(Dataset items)
::::
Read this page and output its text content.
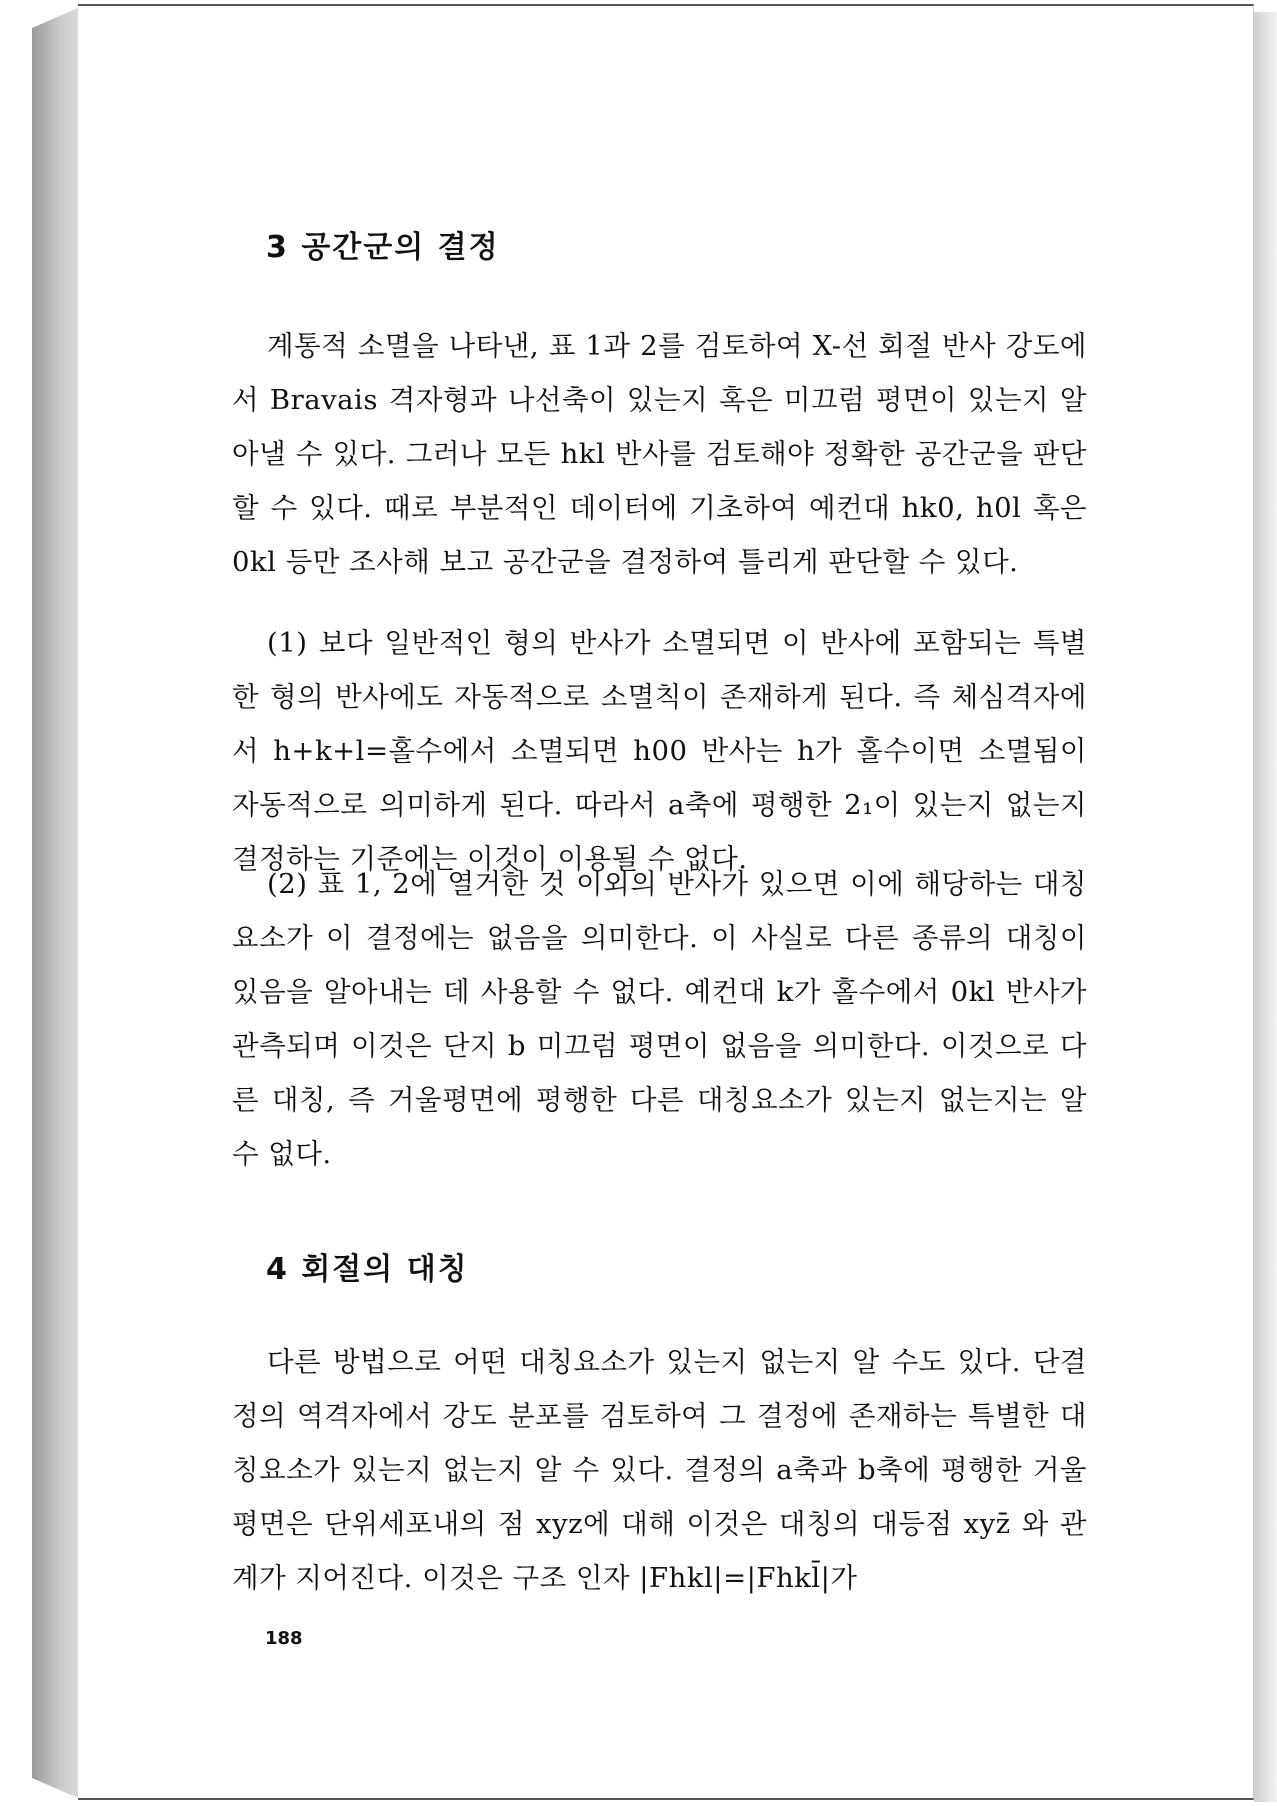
3 공간군의 결정

계통적 소멸을 나타낸, 표 1과 2를 검토하여 X-선 회절 반사 강도에서 Bravais 격자형과 나선축이 있는지 혹은 미끄럼 평면이 있는지 알아낼 수 있다. 그러나 모든 hkl 반사를 검토해야 정확한 공간군을 판단할 수 있다. 때로 부분적인 데이터에 기초하여 예컨대 hk0, h0l 혹은 0kl 등만 조사해 보고 공간군을 결정하여 틀리게 판단할 수 있다.

(1) 보다 일반적인 형의 반사가 소멸되면 이 반사에 포함되는 특별한 형의 반사에도 자동적으로 소멸칙이 존재하게 된다. 즉 체심격자에서 h+k+l=홀수에서 소멸되면 h00 반사는 h가 홀수이면 소멸됨이 자동적으로 의미하게 된다. 따라서 a축에 평행한 2₁이 있는지 없는지 결정하는 기준에는 이것이 이용될 수 없다.

(2) 표 1, 2에 열거한 것 이외의 반사가 있으면 이에 해당하는 대칭요소가 이 결정에는 없음을 의미한다. 이 사실로 다른 종류의 대칭이 있음을 알아내는 데 사용할 수 없다. 예컨대 k가 홀수에서 0kl 반사가 관측되며 이것은 단지 b 미끄럼 평면이 없음을 의미한다. 이것으로 다른 대칭, 즉 거울평면에 평행한 다른 대칭요소가 있는지 없는지는 알 수 없다.

4 회절의 대칭

다른 방법으로 어떤 대칭요소가 있는지 없는지 알 수도 있다. 단결정의 역격자에서 강도 분포를 검토하여 그 결정에 존재하는 특별한 대칭요소가 있는지 없는지 알 수 있다. 결정의 a축과 b축에 평행한 거울평면은 단위세포내의 점 xyz에 대해 이것은 대칭의 대등점 xyz̄ 와 관계가 지어진다. 이것은 구조 인자 |Fhkl|=|Fhkl̄|가

188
::::
> Your task:
Within the entries above, how many lines contain "홀수에서"? Respond with the number only.

> Solved exercise:
2